> Data for this exercise:

◆ ◆ ◆

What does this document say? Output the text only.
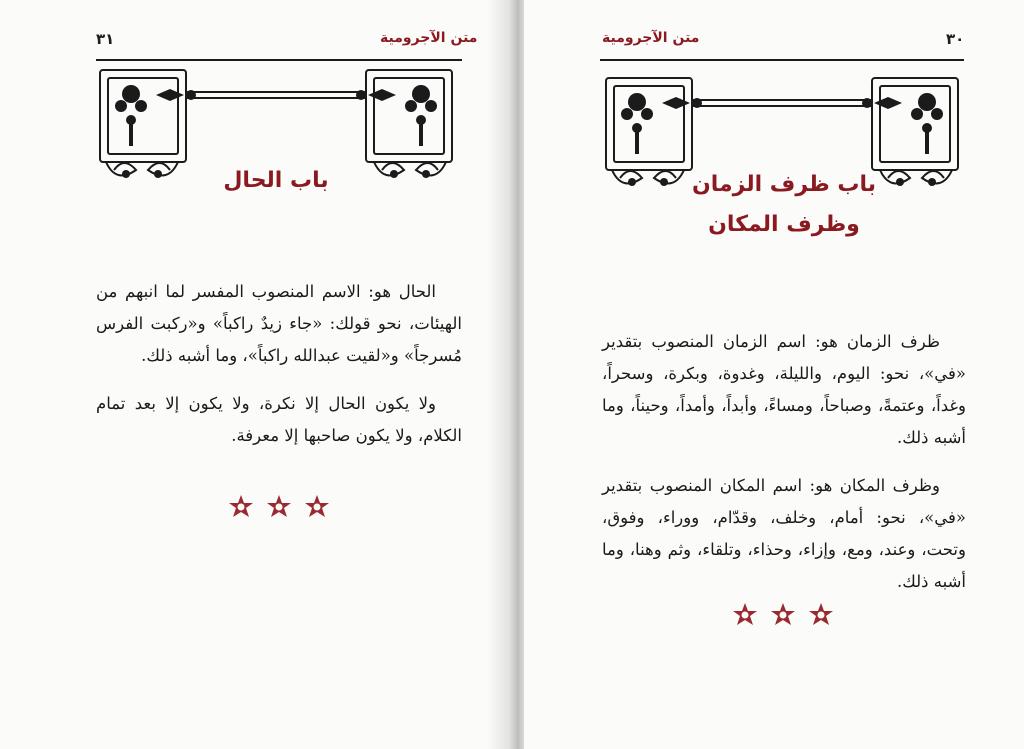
٣١	متن الآجرومية
باب الحال

الحال هو: الاسم المنصوب المفسر لما انبهم من الهيئات، نحو قولك: «جاء زيدٌ راكباً» و«ركبت الفرس مُسرجاً» و«لقيت عبدالله راكباً»، وما أشبه ذلك.

ولا يكون الحال إلا نكرة، ولا يكون إلا بعد تمام الكلام، ولا يكون صاحبها إلا معرفة.

متن الآجرومية	٣٠
باب ظرف الزمان
وظرف المكان

ظرف الزمان هو: اسم الزمان المنصوب بتقدير «في»، نحو: اليوم، والليلة، وغدوة، وبكرة، وسحراً، وغداً، وعتمةً، وصباحاً، ومساءً، وأبداً، وأمداً، وحيناً، وما أشبه ذلك.

وظرف المكان هو: اسم المكان المنصوب بتقدير «في»، نحو: أمام، وخلف، وقدّام، ووراء، وفوق، وتحت، وعند، ومع، وإزاء، وحذاء، وتلقاء، وثم وهنا، وما أشبه ذلك.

◆ ◆ ◆

Without the images, write out each line of the data verbatim.

What does this document say? Output the text only.
٣١	متن الآجرومية
باب الحال

الحال هو: الاسم المنصوب المفسر لما انبهم من الهيئات، نحو قولك: «جاء زيدٌ راكباً» و«ركبت الفرس مُسرجاً» و«لقيت عبدالله راكباً»، وما أشبه ذلك.

ولا يكون الحال إلا نكرة، ولا يكون إلا بعد تمام الكلام، ولا يكون صاحبها إلا معرفة.

متن الآجرومية	٣٠
باب ظرف الزمان
وظرف المكان

ظرف الزمان هو: اسم الزمان المنصوب بتقدير «في»، نحو: اليوم، والليلة، وغدوة، وبكرة، وسحراً، وغداً، وعتمةً، وصباحاً، ومساءً، وأبداً، وأمداً، وحيناً، وما أشبه ذلك.

وظرف المكان هو: اسم المكان المنصوب بتقدير «في»، نحو: أمام، وخلف، وقدّام، ووراء، وفوق، وتحت، وعند، ومع، وإزاء، وحذاء، وتلقاء، وثم وهنا، وما أشبه ذلك.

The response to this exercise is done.